#### Description of the task:
Answer with a single number stating how many lines of the entries below include the string "voice".

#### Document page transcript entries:
+ + + + + + +
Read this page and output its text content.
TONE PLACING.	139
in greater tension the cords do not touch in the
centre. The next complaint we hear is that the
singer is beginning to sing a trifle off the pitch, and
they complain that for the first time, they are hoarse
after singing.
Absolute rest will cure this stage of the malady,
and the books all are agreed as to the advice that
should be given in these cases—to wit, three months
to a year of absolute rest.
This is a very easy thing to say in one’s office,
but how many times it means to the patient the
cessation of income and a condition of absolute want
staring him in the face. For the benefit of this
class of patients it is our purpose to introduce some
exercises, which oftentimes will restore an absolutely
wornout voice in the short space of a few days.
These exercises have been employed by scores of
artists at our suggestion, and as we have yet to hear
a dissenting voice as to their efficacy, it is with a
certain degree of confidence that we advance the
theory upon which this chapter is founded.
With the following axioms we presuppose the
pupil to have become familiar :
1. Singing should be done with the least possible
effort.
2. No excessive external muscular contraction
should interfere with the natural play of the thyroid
+ + + + + + +
#### Response to the task:
2